═════ EXTRACTED RECORDS ═════

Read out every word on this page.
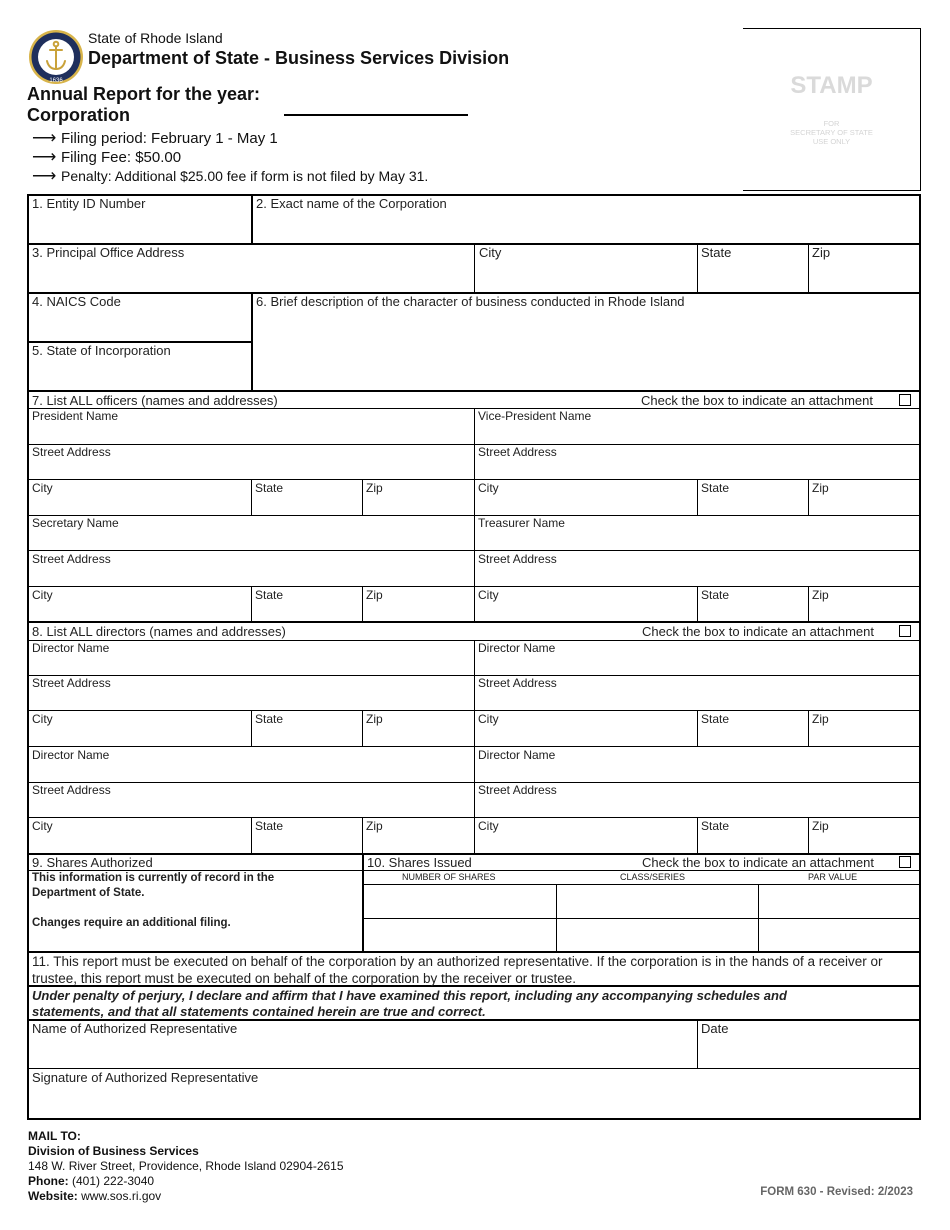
1636
State of Rhode Island
Department of State - Business Services Division
Annual Report for the year:
Corporation
⟶ Filing period: February 1 - May 1
⟶ Filing Fee: $50.00
⟶ Penalty: Additional $25.00 fee if form is not filed by May 31.
STAMP
FOR
SECRETARY OF STATE
USE ONLY
1. Entity ID Number	2. Exact name of the Corporation
3. Principal Office Address	City	State	Zip
4. NAICS Code	6. Brief description of the character of business conducted in Rhode Island
5. State of Incorporation
7. List ALL officers (names and addresses)	Check the box to indicate an attachment
President Name	Vice-President Name
Street Address	Street Address
City	State	Zip	City	State	Zip
Secretary Name	Treasurer Name
Street Address	Street Address
City	State	Zip	City	State	Zip
8. List ALL directors (names and addresses)	Check the box to indicate an attachment
Director Name	Director Name
Street Address	Street Address
City	State	Zip	City	State	Zip
Director Name	Director Name
Street Address	Street Address
City	State	Zip	City	State	Zip
9. Shares Authorized	10. Shares Issued	Check the box to indicate an attachment
This information is currently of record in the
Department of State.
Changes require an additional filing.
NUMBER OF SHARES	CLASS/SERIES	PAR VALUE
11. This report must be executed on behalf of the corporation by an authorized representative. If the corporation is in the hands of a receiver or
trustee, this report must be executed on behalf of the corporation by the receiver or trustee.
Under penalty of perjury, I declare and affirm that I have examined this report, including any accompanying schedules and
statements, and that all statements contained herein are true and correct.
Name of Authorized Representative	Date
Signature of Authorized Representative
MAIL TO:
Division of Business Services
148 W. River Street, Providence, Rhode Island 02904-2615
Phone: (401) 222-3040
Website: www.sos.ri.gov	FORM 630 - Revised: 2/2023
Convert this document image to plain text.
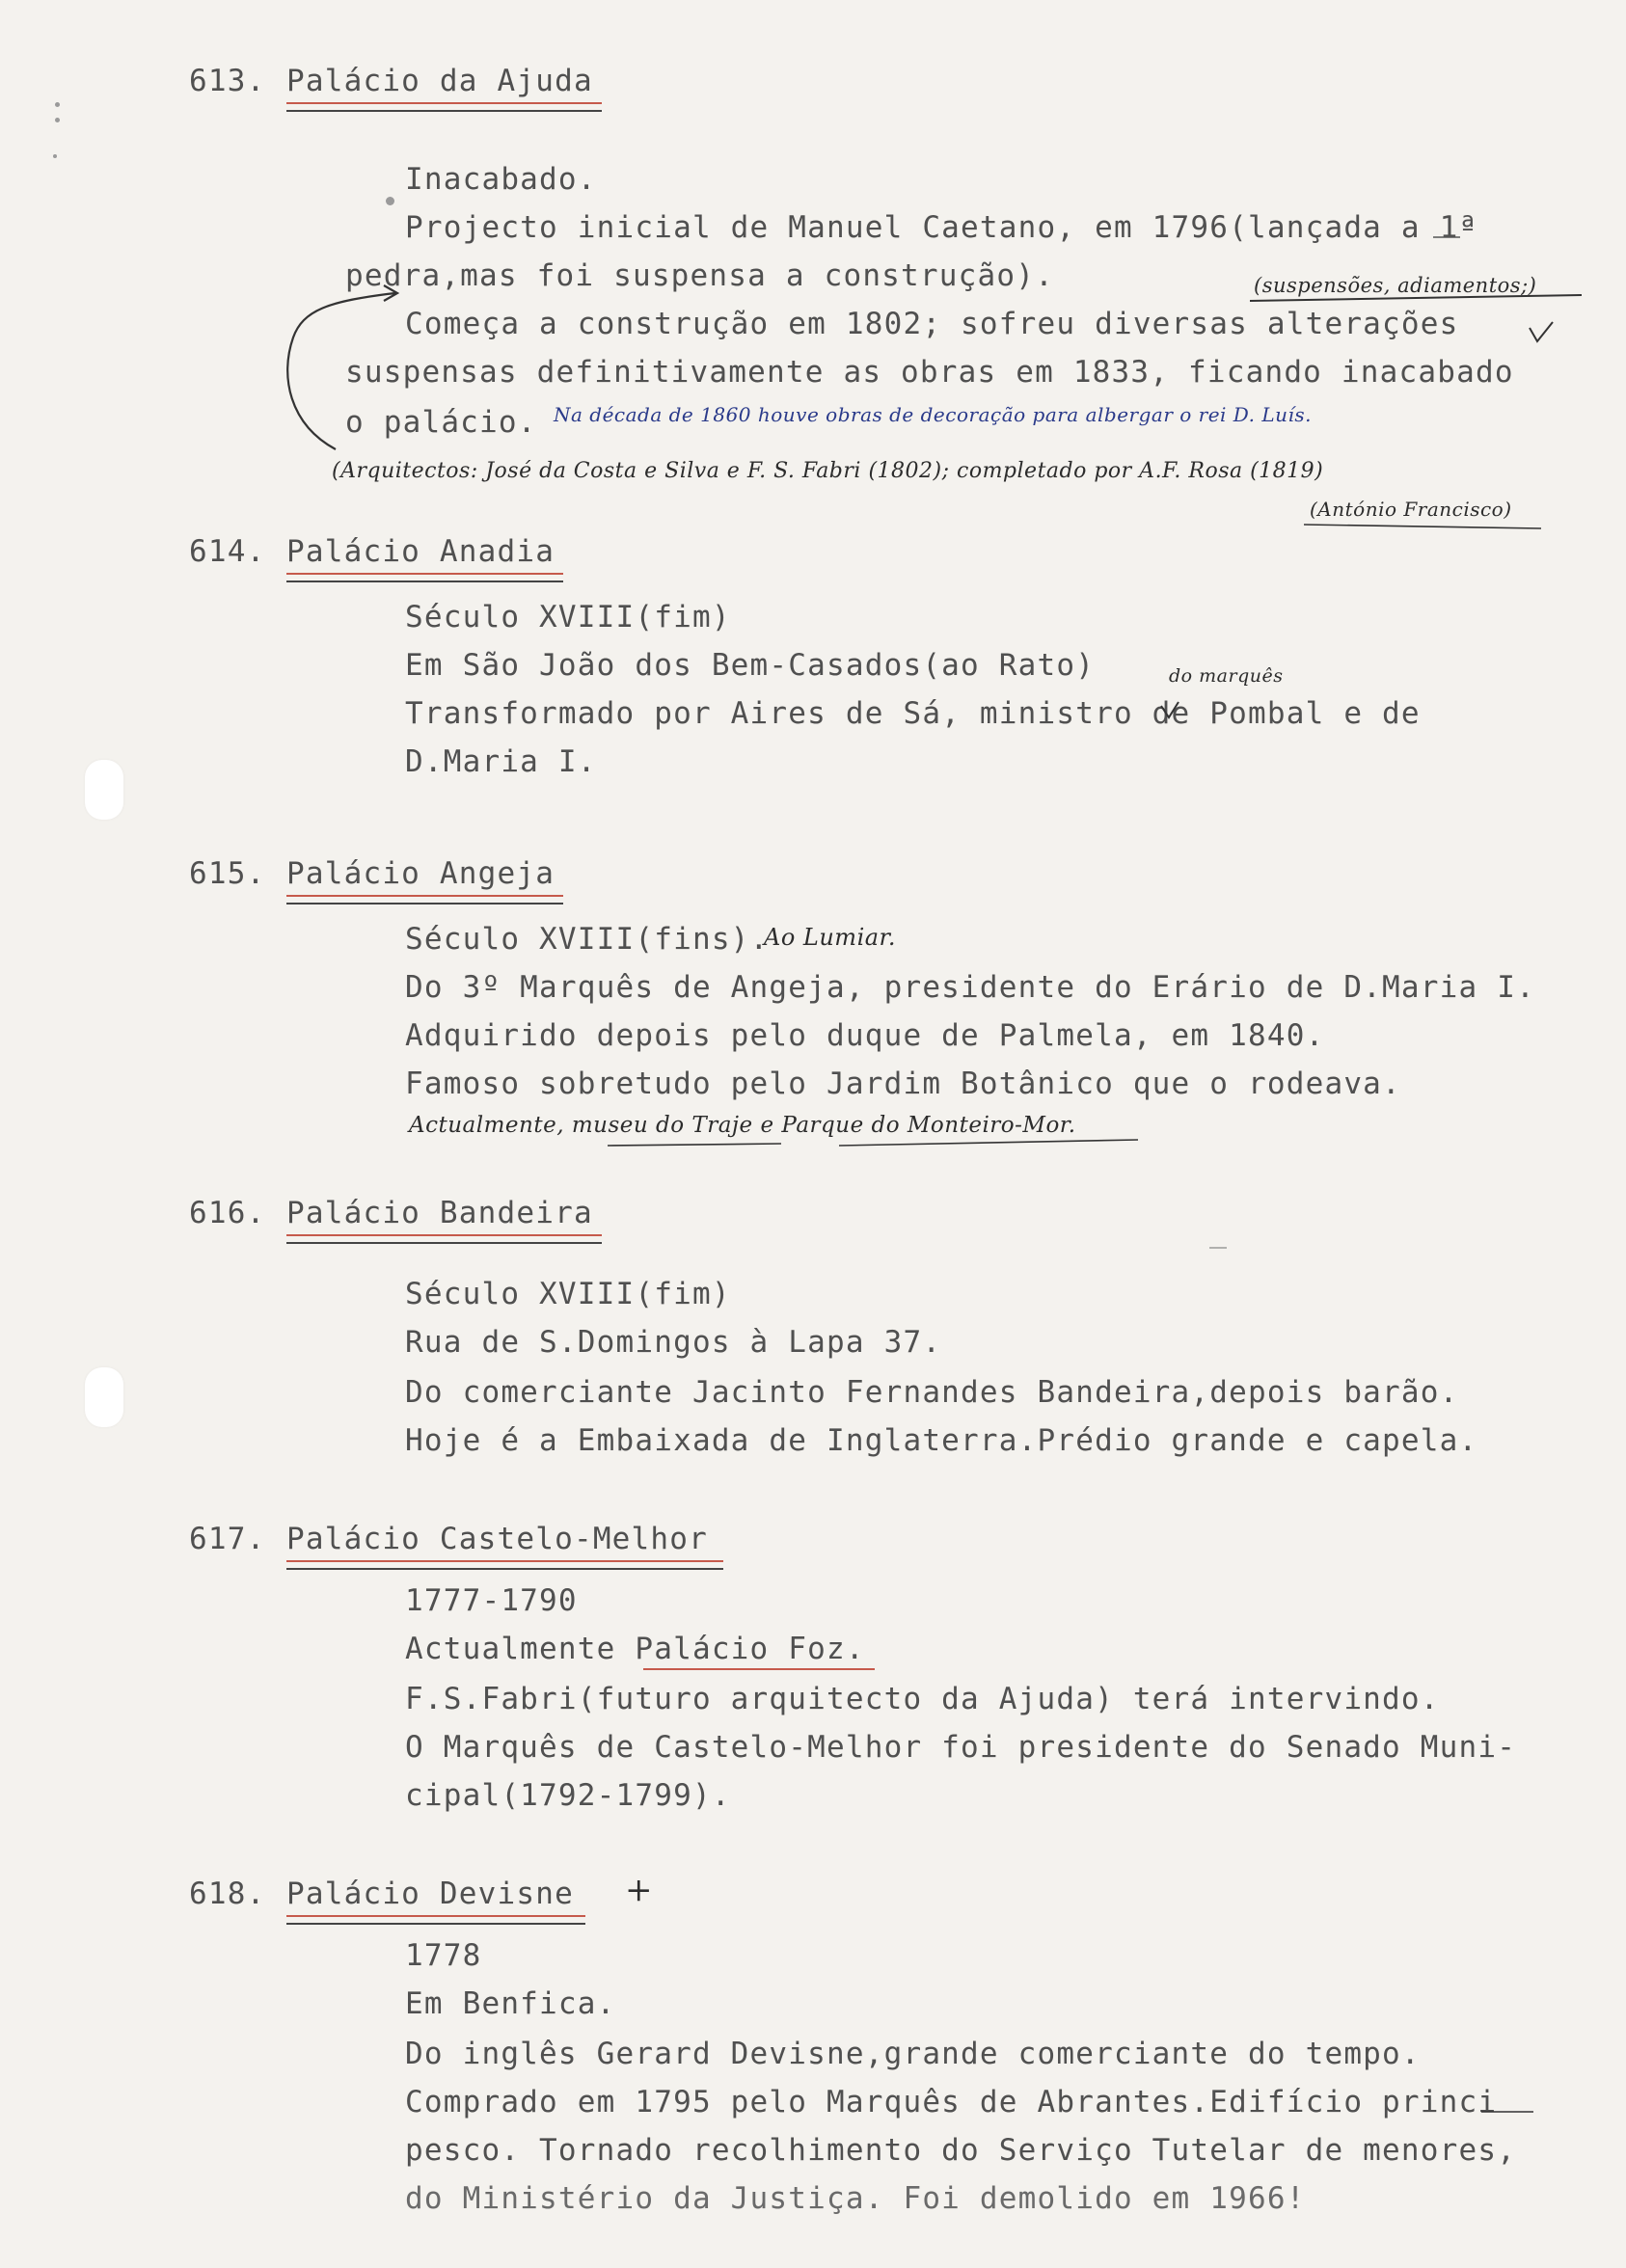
613. Palácio da Ajuda
Inacabado.
Projecto inicial de Manuel Caetano, em 1796(lançada a 1ª
pedra,mas foi suspensa a construção).
Começa a construção em 1802; sofreu diversas alterações
suspensas definitivamente as obras em 1833, ficando inacabado
o palácio.
(suspensões, adiamentos;)
Na década de 1860 houve obras de decoração para albergar o rei D. Luís.
(Arquitectos: José da Costa e Silva e F. S. Fabri (1802); completado por A.F. Rosa (1819)
(António Francisco)
614. Palácio Anadia
Século XVIII(fim)
Em São João dos Bem-Casados(ao Rato)
Transformado por Aires de Sá, ministro de Pombal e de
D.Maria I.
do marquês
615. Palácio Angeja
Século XVIII(fins).
Ao Lumiar.
Do 3º Marquês de Angeja, presidente do Erário de D.Maria I.
Adquirido depois pelo duque de Palmela, em 1840.
Famoso sobretudo pelo Jardim Botânico que o rodeava.
Actualmente, museu do Traje e Parque do Monteiro-Mor.
616. Palácio Bandeira
Século XVIII(fim)
Rua de S.Domingos à Lapa 37.
Do comerciante Jacinto Fernandes Bandeira,depois barão.
Hoje é a Embaixada de Inglaterra.Prédio grande e capela.
617. Palácio Castelo-Melhor
1777-1790
Actualmente Palácio Foz.
F.S.Fabri(futuro arquitecto da Ajuda) terá intervindo.
O Marquês de Castelo-Melhor foi presidente do Senado Muni-
cipal(1792-1799).
618. Palácio Devisne +
1778
Em Benfica.
Do inglês Gerard Devisne,grande comerciante do tempo.
Comprado em 1795 pelo Marquês de Abrantes.Edifício princi
pesco. Tornado recolhimento do Serviço Tutelar de menores,
do Ministério da Justiça. Foi demolido em 1966!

═════

§ WHAT TO DO: Go through the records line by line and count those containing the string "Check". Give only the total.

§ WRITTEN RESPONSE: 3